Requirements: Gather up the lines that contain "Expectation".

Recorded data:
┄┄┄┄┄┄┄┄┄┄┄┄┄┄┄┄┄┄┄┄
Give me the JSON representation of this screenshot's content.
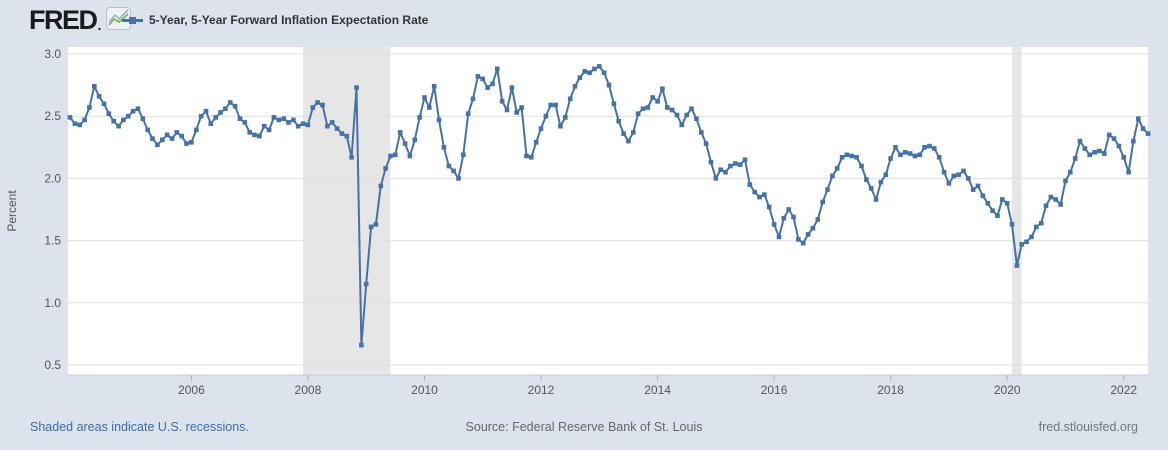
{
  "header": {
    "logo_text": "FRED",
    "logo_mark": ".",
    "legend": {
      "label": "5-Year, 5-Year Forward Inflation Expectation Rate",
      "marker_color": "#4572a7"
    }
  },
  "footer": {
    "recession_note": "Shaded areas indicate U.S. recessions.",
    "source": "Source: Federal Reserve Bank of St. Louis",
    "site": "fred.stlouisfed.org"
  },
  "colors": {
    "page_background": "#dce3ec",
    "plot_background": "#ffffff",
    "line": "#4572a7",
    "recession_band": "#e6e6e6",
    "gridline": "#e0e0e0",
    "axis_line": "#c9ced4",
    "tick_text": "#555555",
    "link_blue": "#3a6ea5"
  },
  "chart_data": {
    "type": "line",
    "title": "5-Year, 5-Year Forward Inflation Expectation Rate",
    "ylabel": "Percent",
    "xlabel": "",
    "ylim": [
      0.5,
      3.0
    ],
    "yticks": [
      3.0,
      2.5,
      2.0,
      1.5,
      1.0,
      0.5
    ],
    "xticks": [
      2006,
      2008,
      2010,
      2012,
      2014,
      2016,
      2018,
      2020,
      2022
    ],
    "grid": true,
    "legend_position": "top-left",
    "marker": "square",
    "frequency": "monthly",
    "start_date": "2003-12",
    "end_date": "2022-06",
    "recessions": [
      {
        "start": "2007-12",
        "end": "2009-06"
      },
      {
        "start": "2020-02",
        "end": "2020-04"
      }
    ],
    "values": [
      2.49,
      2.44,
      2.43,
      2.47,
      2.57,
      2.74,
      2.66,
      2.6,
      2.52,
      2.46,
      2.42,
      2.47,
      2.5,
      2.54,
      2.56,
      2.48,
      2.39,
      2.32,
      2.27,
      2.31,
      2.35,
      2.32,
      2.37,
      2.34,
      2.28,
      2.29,
      2.39,
      2.5,
      2.54,
      2.44,
      2.49,
      2.53,
      2.56,
      2.61,
      2.58,
      2.48,
      2.45,
      2.37,
      2.35,
      2.34,
      2.42,
      2.39,
      2.49,
      2.47,
      2.48,
      2.45,
      2.47,
      2.42,
      2.44,
      2.43,
      2.57,
      2.61,
      2.59,
      2.42,
      2.45,
      2.4,
      2.36,
      2.34,
      2.17,
      2.73,
      0.66,
      1.15,
      1.61,
      1.63,
      1.94,
      2.08,
      2.18,
      2.19,
      2.37,
      2.28,
      2.18,
      2.31,
      2.49,
      2.65,
      2.57,
      2.74,
      2.47,
      2.25,
      2.1,
      2.06,
      2.0,
      2.19,
      2.52,
      2.64,
      2.82,
      2.8,
      2.73,
      2.76,
      2.88,
      2.62,
      2.55,
      2.73,
      2.53,
      2.57,
      2.18,
      2.17,
      2.29,
      2.4,
      2.5,
      2.59,
      2.59,
      2.42,
      2.49,
      2.64,
      2.74,
      2.81,
      2.86,
      2.85,
      2.88,
      2.9,
      2.85,
      2.75,
      2.6,
      2.46,
      2.36,
      2.3,
      2.37,
      2.52,
      2.56,
      2.57,
      2.65,
      2.62,
      2.72,
      2.57,
      2.55,
      2.51,
      2.43,
      2.51,
      2.56,
      2.48,
      2.37,
      2.28,
      2.13,
      2.0,
      2.07,
      2.05,
      2.1,
      2.12,
      2.11,
      2.15,
      1.95,
      1.89,
      1.85,
      1.87,
      1.77,
      1.63,
      1.53,
      1.68,
      1.75,
      1.69,
      1.51,
      1.48,
      1.55,
      1.6,
      1.67,
      1.81,
      1.91,
      2.02,
      2.08,
      2.17,
      2.19,
      2.18,
      2.17,
      2.1,
      1.99,
      1.92,
      1.83,
      1.97,
      2.03,
      2.16,
      2.25,
      2.19,
      2.21,
      2.2,
      2.18,
      2.19,
      2.25,
      2.26,
      2.24,
      2.17,
      2.05,
      1.96,
      2.02,
      2.03,
      2.06,
      2.0,
      1.91,
      1.94,
      1.86,
      1.8,
      1.74,
      1.7,
      1.83,
      1.8,
      1.63,
      1.3,
      1.47,
      1.49,
      1.53,
      1.61,
      1.64,
      1.78,
      1.85,
      1.83,
      1.79,
      1.98,
      2.05,
      2.16,
      2.3,
      2.24,
      2.19,
      2.21,
      2.22,
      2.2,
      2.35,
      2.32,
      2.26,
      2.17,
      2.05,
      2.3,
      2.48,
      2.4,
      2.36
    ]
  }
}
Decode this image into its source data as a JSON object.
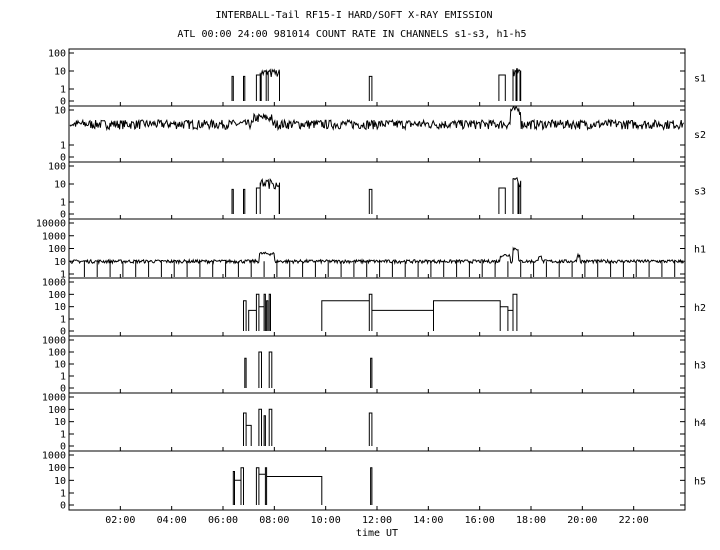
{
  "chart_data": {
    "type": "line",
    "title": "INTERBALL-Tail RF15-I HARD/SOFT X-RAY EMISSION",
    "subtitle": "ATL 00:00 24:00 981014  COUNT RATE IN CHANNELS s1-s3, h1-h5",
    "xlabel": "time UT",
    "xlim": [
      0,
      24
    ],
    "x_tick_values": [
      2,
      4,
      6,
      8,
      10,
      12,
      14,
      16,
      18,
      20,
      22
    ],
    "x_tick_labels": [
      "02:00",
      "04:00",
      "06:00",
      "08:00",
      "10:00",
      "12:00",
      "14:00",
      "16:00",
      "18:00",
      "20:00",
      "22:00"
    ],
    "y_scale": "log",
    "grid": false,
    "panels": [
      {
        "name": "s1",
        "y_tick_labels": [
          "100",
          "10",
          "1",
          "0"
        ],
        "kind": "bursts",
        "baseline": 0,
        "events": [
          {
            "t0": 6.35,
            "t1": 6.4,
            "level": 5
          },
          {
            "t0": 6.8,
            "t1": 6.85,
            "level": 5
          },
          {
            "t0": 7.3,
            "t1": 7.45,
            "level": 6
          },
          {
            "t0": 7.45,
            "t1": 8.2,
            "level": 8,
            "noisy": true
          },
          {
            "t0": 11.7,
            "t1": 11.8,
            "level": 5
          },
          {
            "t0": 16.75,
            "t1": 17.0,
            "level": 6
          },
          {
            "t0": 17.3,
            "t1": 17.6,
            "level": 10,
            "noisy": true
          }
        ]
      },
      {
        "name": "s2",
        "y_tick_labels": [
          "10",
          "1",
          "0"
        ],
        "kind": "noise",
        "background": 4,
        "features": [
          {
            "t0": 7.2,
            "t1": 7.9,
            "level": 6
          },
          {
            "t0": 17.2,
            "t1": 17.6,
            "level": 10
          }
        ]
      },
      {
        "name": "s3",
        "y_tick_labels": [
          "100",
          "10",
          "1",
          "0"
        ],
        "kind": "bursts",
        "baseline": 0,
        "events": [
          {
            "t0": 6.35,
            "t1": 6.4,
            "level": 5
          },
          {
            "t0": 6.8,
            "t1": 6.85,
            "level": 5
          },
          {
            "t0": 7.3,
            "t1": 7.45,
            "level": 6
          },
          {
            "t0": 7.45,
            "t1": 8.2,
            "level": 12,
            "noisy": true
          },
          {
            "t0": 11.7,
            "t1": 11.8,
            "level": 5
          },
          {
            "t0": 16.75,
            "t1": 17.0,
            "level": 6
          },
          {
            "t0": 17.3,
            "t1": 17.6,
            "level": 15,
            "noisy": true
          }
        ]
      },
      {
        "name": "h1",
        "y_tick_labels": [
          "10000",
          "1000",
          "100",
          "10",
          "1"
        ],
        "kind": "noise_dropouts",
        "background": 10,
        "dropout_period_h": 0.5,
        "features": [
          {
            "t0": 7.4,
            "t1": 8.0,
            "level": 40
          },
          {
            "t0": 16.8,
            "t1": 17.2,
            "level": 30
          },
          {
            "t0": 17.3,
            "t1": 17.5,
            "level": 100
          },
          {
            "t0": 18.3,
            "t1": 18.4,
            "level": 30
          },
          {
            "t0": 19.8,
            "t1": 19.9,
            "level": 30
          }
        ]
      },
      {
        "name": "h2",
        "y_tick_labels": [
          "1000",
          "100",
          "10",
          "1",
          "0"
        ],
        "kind": "steps",
        "baseline": 0,
        "steps": [
          {
            "t0": 6.8,
            "t1": 6.9,
            "level": 30
          },
          {
            "t0": 7.0,
            "t1": 7.3,
            "level": 5
          },
          {
            "t0": 7.3,
            "t1": 7.4,
            "level": 100
          },
          {
            "t0": 7.4,
            "t1": 7.6,
            "level": 10
          },
          {
            "t0": 7.6,
            "t1": 7.65,
            "level": 100
          },
          {
            "t0": 7.7,
            "t1": 7.75,
            "level": 30
          },
          {
            "t0": 7.8,
            "t1": 7.85,
            "level": 100
          },
          {
            "t0": 9.85,
            "t1": 11.7,
            "level": 30
          },
          {
            "t0": 11.7,
            "t1": 11.8,
            "level": 100
          },
          {
            "t0": 11.8,
            "t1": 14.2,
            "level": 5
          },
          {
            "t0": 14.2,
            "t1": 16.8,
            "level": 30
          },
          {
            "t0": 16.8,
            "t1": 17.1,
            "level": 10
          },
          {
            "t0": 17.1,
            "t1": 17.3,
            "level": 5
          },
          {
            "t0": 17.3,
            "t1": 17.45,
            "level": 100
          }
        ]
      },
      {
        "name": "h3",
        "y_tick_labels": [
          "1000",
          "100",
          "10",
          "1",
          "0"
        ],
        "kind": "steps",
        "baseline": 0,
        "steps": [
          {
            "t0": 6.85,
            "t1": 6.9,
            "level": 30
          },
          {
            "t0": 7.4,
            "t1": 7.5,
            "level": 100
          },
          {
            "t0": 7.8,
            "t1": 7.9,
            "level": 100
          },
          {
            "t0": 11.75,
            "t1": 11.8,
            "level": 30
          }
        ]
      },
      {
        "name": "h4",
        "y_tick_labels": [
          "1000",
          "100",
          "10",
          "1",
          "0"
        ],
        "kind": "steps",
        "baseline": 0,
        "steps": [
          {
            "t0": 6.8,
            "t1": 6.9,
            "level": 50
          },
          {
            "t0": 6.9,
            "t1": 7.1,
            "level": 5
          },
          {
            "t0": 7.4,
            "t1": 7.5,
            "level": 100
          },
          {
            "t0": 7.6,
            "t1": 7.65,
            "level": 30
          },
          {
            "t0": 7.8,
            "t1": 7.9,
            "level": 100
          },
          {
            "t0": 11.7,
            "t1": 11.8,
            "level": 50
          }
        ]
      },
      {
        "name": "h5",
        "y_tick_labels": [
          "1000",
          "100",
          "10",
          "1",
          "0"
        ],
        "kind": "steps",
        "baseline": 0,
        "steps": [
          {
            "t0": 6.4,
            "t1": 6.45,
            "level": 50
          },
          {
            "t0": 6.45,
            "t1": 6.7,
            "level": 10
          },
          {
            "t0": 6.7,
            "t1": 6.8,
            "level": 100
          },
          {
            "t0": 7.3,
            "t1": 7.4,
            "level": 100
          },
          {
            "t0": 7.4,
            "t1": 7.65,
            "level": 30
          },
          {
            "t0": 7.65,
            "t1": 7.7,
            "level": 100
          },
          {
            "t0": 7.7,
            "t1": 9.85,
            "level": 20
          },
          {
            "t0": 11.75,
            "t1": 11.8,
            "level": 100
          }
        ]
      }
    ]
  }
}
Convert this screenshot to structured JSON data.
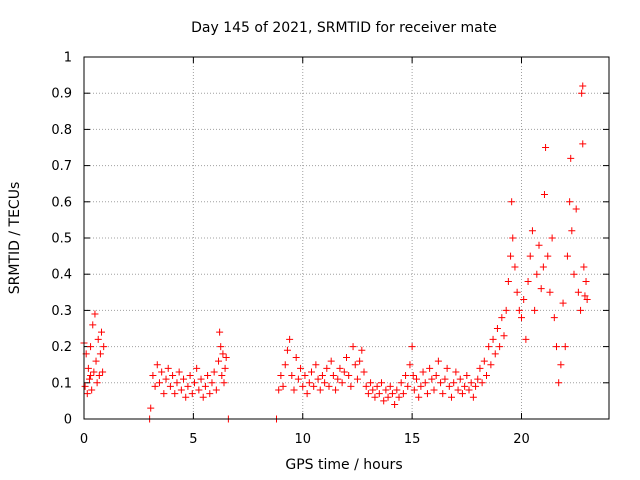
{
  "chart_data": {
    "type": "scatter",
    "title": "Day 145 of 2021, SRMTID for receiver mate",
    "xlabel": "GPS time / hours",
    "ylabel": "SRMTID / TECUs",
    "xlim": [
      0,
      24
    ],
    "ylim": [
      0,
      1
    ],
    "xticks": [
      0,
      5,
      10,
      15,
      20
    ],
    "xtick_labels": [
      "0",
      "5",
      "10",
      "15",
      "20"
    ],
    "yticks": [
      0,
      0.1,
      0.2,
      0.3,
      0.4,
      0.5,
      0.6,
      0.7,
      0.8,
      0.9,
      1
    ],
    "ytick_labels": [
      "0",
      "0.1",
      "0.2",
      "0.3",
      "0.4",
      "0.5",
      "0.6",
      "0.7",
      "0.8",
      "0.9",
      "1"
    ],
    "grid": true,
    "marker": "+",
    "color": "#ff0000",
    "series": [
      {
        "name": "SRMTID",
        "points": [
          [
            0.0,
            0.21
          ],
          [
            0.05,
            0.09
          ],
          [
            0.1,
            0.18
          ],
          [
            0.15,
            0.07
          ],
          [
            0.2,
            0.14
          ],
          [
            0.25,
            0.11
          ],
          [
            0.3,
            0.2
          ],
          [
            0.35,
            0.08
          ],
          [
            0.4,
            0.26
          ],
          [
            0.45,
            0.13
          ],
          [
            0.5,
            0.29
          ],
          [
            0.55,
            0.16
          ],
          [
            0.6,
            0.1
          ],
          [
            0.65,
            0.22
          ],
          [
            0.7,
            0.12
          ],
          [
            0.75,
            0.18
          ],
          [
            0.8,
            0.24
          ],
          [
            0.85,
            0.13
          ],
          [
            0.9,
            0.2
          ],
          [
            0.3,
            0.12
          ],
          [
            3.0,
            0.0
          ],
          [
            3.05,
            0.03
          ],
          [
            3.15,
            0.12
          ],
          [
            3.25,
            0.09
          ],
          [
            3.35,
            0.15
          ],
          [
            3.45,
            0.1
          ],
          [
            3.55,
            0.13
          ],
          [
            3.65,
            0.07
          ],
          [
            3.75,
            0.11
          ],
          [
            3.85,
            0.14
          ],
          [
            3.95,
            0.09
          ],
          [
            4.05,
            0.12
          ],
          [
            4.15,
            0.07
          ],
          [
            4.25,
            0.1
          ],
          [
            4.35,
            0.13
          ],
          [
            4.45,
            0.08
          ],
          [
            4.55,
            0.11
          ],
          [
            4.65,
            0.06
          ],
          [
            4.75,
            0.09
          ],
          [
            4.85,
            0.12
          ],
          [
            4.95,
            0.07
          ],
          [
            5.05,
            0.1
          ],
          [
            5.15,
            0.14
          ],
          [
            5.25,
            0.08
          ],
          [
            5.35,
            0.11
          ],
          [
            5.45,
            0.06
          ],
          [
            5.55,
            0.09
          ],
          [
            5.65,
            0.12
          ],
          [
            5.75,
            0.07
          ],
          [
            5.85,
            0.1
          ],
          [
            5.95,
            0.13
          ],
          [
            6.05,
            0.08
          ],
          [
            6.15,
            0.16
          ],
          [
            6.2,
            0.24
          ],
          [
            6.25,
            0.2
          ],
          [
            6.3,
            0.12
          ],
          [
            6.35,
            0.18
          ],
          [
            6.4,
            0.1
          ],
          [
            6.45,
            0.14
          ],
          [
            6.5,
            0.17
          ],
          [
            6.6,
            0.0
          ],
          [
            8.8,
            0.0
          ],
          [
            8.9,
            0.08
          ],
          [
            9.0,
            0.12
          ],
          [
            9.1,
            0.09
          ],
          [
            9.2,
            0.15
          ],
          [
            9.3,
            0.19
          ],
          [
            9.4,
            0.22
          ],
          [
            9.5,
            0.12
          ],
          [
            9.6,
            0.08
          ],
          [
            9.7,
            0.17
          ],
          [
            9.8,
            0.11
          ],
          [
            9.9,
            0.14
          ],
          [
            10.0,
            0.09
          ],
          [
            10.1,
            0.12
          ],
          [
            10.2,
            0.07
          ],
          [
            10.3,
            0.1
          ],
          [
            10.4,
            0.13
          ],
          [
            10.5,
            0.09
          ],
          [
            10.6,
            0.15
          ],
          [
            10.7,
            0.11
          ],
          [
            10.8,
            0.08
          ],
          [
            10.9,
            0.12
          ],
          [
            11.0,
            0.1
          ],
          [
            11.1,
            0.14
          ],
          [
            11.2,
            0.09
          ],
          [
            11.3,
            0.16
          ],
          [
            11.4,
            0.12
          ],
          [
            11.5,
            0.08
          ],
          [
            11.6,
            0.11
          ],
          [
            11.7,
            0.14
          ],
          [
            11.8,
            0.1
          ],
          [
            11.9,
            0.13
          ],
          [
            12.0,
            0.17
          ],
          [
            12.1,
            0.12
          ],
          [
            12.2,
            0.09
          ],
          [
            12.3,
            0.2
          ],
          [
            12.4,
            0.15
          ],
          [
            12.5,
            0.11
          ],
          [
            12.6,
            0.16
          ],
          [
            12.7,
            0.19
          ],
          [
            12.8,
            0.13
          ],
          [
            12.9,
            0.09
          ],
          [
            13.0,
            0.07
          ],
          [
            13.1,
            0.1
          ],
          [
            13.2,
            0.08
          ],
          [
            13.3,
            0.06
          ],
          [
            13.4,
            0.09
          ],
          [
            13.5,
            0.07
          ],
          [
            13.6,
            0.1
          ],
          [
            13.7,
            0.05
          ],
          [
            13.8,
            0.08
          ],
          [
            13.9,
            0.06
          ],
          [
            14.0,
            0.09
          ],
          [
            14.1,
            0.07
          ],
          [
            14.2,
            0.04
          ],
          [
            14.3,
            0.08
          ],
          [
            14.4,
            0.06
          ],
          [
            14.5,
            0.1
          ],
          [
            14.6,
            0.07
          ],
          [
            14.7,
            0.12
          ],
          [
            14.8,
            0.09
          ],
          [
            14.9,
            0.15
          ],
          [
            15.0,
            0.2
          ],
          [
            15.05,
            0.12
          ],
          [
            15.1,
            0.08
          ],
          [
            15.2,
            0.11
          ],
          [
            15.3,
            0.06
          ],
          [
            15.4,
            0.09
          ],
          [
            15.5,
            0.13
          ],
          [
            15.6,
            0.1
          ],
          [
            15.7,
            0.07
          ],
          [
            15.8,
            0.14
          ],
          [
            15.9,
            0.11
          ],
          [
            16.0,
            0.08
          ],
          [
            16.1,
            0.12
          ],
          [
            16.2,
            0.16
          ],
          [
            16.3,
            0.1
          ],
          [
            16.4,
            0.07
          ],
          [
            16.5,
            0.11
          ],
          [
            16.6,
            0.14
          ],
          [
            16.7,
            0.09
          ],
          [
            16.8,
            0.06
          ],
          [
            16.9,
            0.1
          ],
          [
            17.0,
            0.13
          ],
          [
            17.1,
            0.08
          ],
          [
            17.2,
            0.11
          ],
          [
            17.3,
            0.07
          ],
          [
            17.4,
            0.09
          ],
          [
            17.5,
            0.12
          ],
          [
            17.6,
            0.08
          ],
          [
            17.7,
            0.1
          ],
          [
            17.8,
            0.06
          ],
          [
            17.9,
            0.09
          ],
          [
            18.0,
            0.11
          ],
          [
            18.1,
            0.14
          ],
          [
            18.2,
            0.1
          ],
          [
            18.3,
            0.16
          ],
          [
            18.4,
            0.12
          ],
          [
            18.5,
            0.2
          ],
          [
            18.6,
            0.15
          ],
          [
            18.7,
            0.22
          ],
          [
            18.8,
            0.18
          ],
          [
            18.9,
            0.25
          ],
          [
            19.0,
            0.2
          ],
          [
            19.1,
            0.28
          ],
          [
            19.2,
            0.23
          ],
          [
            19.3,
            0.3
          ],
          [
            19.4,
            0.38
          ],
          [
            19.5,
            0.45
          ],
          [
            19.55,
            0.6
          ],
          [
            19.6,
            0.5
          ],
          [
            19.7,
            0.42
          ],
          [
            19.8,
            0.35
          ],
          [
            19.9,
            0.3
          ],
          [
            20.0,
            0.28
          ],
          [
            20.1,
            0.33
          ],
          [
            20.2,
            0.22
          ],
          [
            20.3,
            0.38
          ],
          [
            20.4,
            0.45
          ],
          [
            20.5,
            0.52
          ],
          [
            20.6,
            0.3
          ],
          [
            20.7,
            0.4
          ],
          [
            20.8,
            0.48
          ],
          [
            20.9,
            0.36
          ],
          [
            21.0,
            0.42
          ],
          [
            21.05,
            0.62
          ],
          [
            21.1,
            0.75
          ],
          [
            21.2,
            0.45
          ],
          [
            21.3,
            0.35
          ],
          [
            21.4,
            0.5
          ],
          [
            21.5,
            0.28
          ],
          [
            21.6,
            0.2
          ],
          [
            21.7,
            0.1
          ],
          [
            21.8,
            0.15
          ],
          [
            21.9,
            0.32
          ],
          [
            22.0,
            0.2
          ],
          [
            22.1,
            0.45
          ],
          [
            22.2,
            0.6
          ],
          [
            22.25,
            0.72
          ],
          [
            22.3,
            0.52
          ],
          [
            22.4,
            0.4
          ],
          [
            22.5,
            0.58
          ],
          [
            22.6,
            0.35
          ],
          [
            22.7,
            0.3
          ],
          [
            22.75,
            0.9
          ],
          [
            22.8,
            0.76
          ],
          [
            22.85,
            0.42
          ],
          [
            22.9,
            0.34
          ],
          [
            22.95,
            0.38
          ],
          [
            23.0,
            0.33
          ],
          [
            22.8,
            0.92
          ]
        ]
      }
    ]
  }
}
┄┄┄┄┄┄┄┄┄┄┄┄┄┄┄┄┄┄┄┄
Task result:
      "label": "5-Year, 5-Year Forward Inflation Expectation Rate",
    "title": "5-Year, 5-Year Forward Inflation Expectation Rate",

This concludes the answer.